**Work required**:
Reproduce the records below exactly as given.

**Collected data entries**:
****************************************

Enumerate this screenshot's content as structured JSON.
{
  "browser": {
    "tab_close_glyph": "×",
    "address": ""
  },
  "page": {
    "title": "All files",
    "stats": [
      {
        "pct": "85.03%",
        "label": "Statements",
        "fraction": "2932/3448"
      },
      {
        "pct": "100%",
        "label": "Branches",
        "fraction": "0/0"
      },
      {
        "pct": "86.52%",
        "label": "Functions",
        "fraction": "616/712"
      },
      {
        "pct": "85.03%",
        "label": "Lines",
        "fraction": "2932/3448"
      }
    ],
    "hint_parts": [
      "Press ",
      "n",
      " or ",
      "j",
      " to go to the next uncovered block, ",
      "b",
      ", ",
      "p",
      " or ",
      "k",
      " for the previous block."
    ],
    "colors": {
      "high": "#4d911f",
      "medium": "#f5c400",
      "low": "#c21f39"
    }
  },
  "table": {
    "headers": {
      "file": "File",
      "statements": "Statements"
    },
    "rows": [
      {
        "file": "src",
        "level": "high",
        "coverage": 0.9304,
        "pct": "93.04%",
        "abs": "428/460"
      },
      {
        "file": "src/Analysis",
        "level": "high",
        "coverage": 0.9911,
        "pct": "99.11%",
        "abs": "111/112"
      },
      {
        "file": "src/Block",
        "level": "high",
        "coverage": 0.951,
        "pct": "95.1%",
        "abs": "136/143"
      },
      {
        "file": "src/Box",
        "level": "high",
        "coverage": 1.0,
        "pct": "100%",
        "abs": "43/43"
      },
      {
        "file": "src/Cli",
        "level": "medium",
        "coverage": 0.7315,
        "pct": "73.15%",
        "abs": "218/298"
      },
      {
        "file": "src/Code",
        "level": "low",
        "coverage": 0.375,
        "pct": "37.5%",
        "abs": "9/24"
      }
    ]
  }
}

****************************************

**Complete response**:
Enumerate this screenshot's content as structured JSON.
{
  "browser": {
    "tab_close_glyph": "×",
    "address": ""
  },
  "page": {
    "title": "All files",
    "stats": [
      {
        "pct": "85.03%",
        "label": "Statements",
        "fraction": "2932/3448"
      },
      {
        "pct": "100%",
        "label": "Branches",
        "fraction": "0/0"
      },
      {
        "pct": "86.52%",
        "label": "Functions",
        "fraction": "616/712"
      },
      {
        "pct": "85.03%",
        "label": "Lines",
        "fraction": "2932/3448"
      }
    ],
    "hint_parts": [
      "Press ",
      "n",
      " or ",
      "j",
      " to go to the next uncovered block, ",
      "b",
      ", ",
      "p",
      " or ",
      "k",
      " for the previous block."
    ],
    "colors": {
      "high": "#4d911f",
      "medium": "#f5c400",
      "low": "#c21f39"
    }
  },
  "table": {
    "headers": {
      "file": "File",
      "statements": "Statements"
    },
    "rows": [
      {
        "file": "src",
        "level": "high",
        "coverage": 0.9304,
        "pct": "93.04%",
        "abs": "428/460"
      },
      {
        "file": "src/Analysis",
        "level": "high",
        "coverage": 0.9911,
        "pct": "99.11%",
        "abs": "111/112"
      },
      {
        "file": "src/Block",
        "level": "high",
        "coverage": 0.951,
        "pct": "95.1%",
        "abs": "136/143"
      },
      {
        "file": "src/Box",
        "level": "high",
        "coverage": 1.0,
        "pct": "100%",
        "abs": "43/43"
      },
      {
        "file": "src/Cli",
        "level": "medium",
        "coverage": 0.7315,
        "pct": "73.15%",
        "abs": "218/298"
      },
      {
        "file": "src/Code",
        "level": "low",
        "coverage": 0.375,
        "pct": "37.5%",
        "abs": "9/24"
      }
    ]
  }
}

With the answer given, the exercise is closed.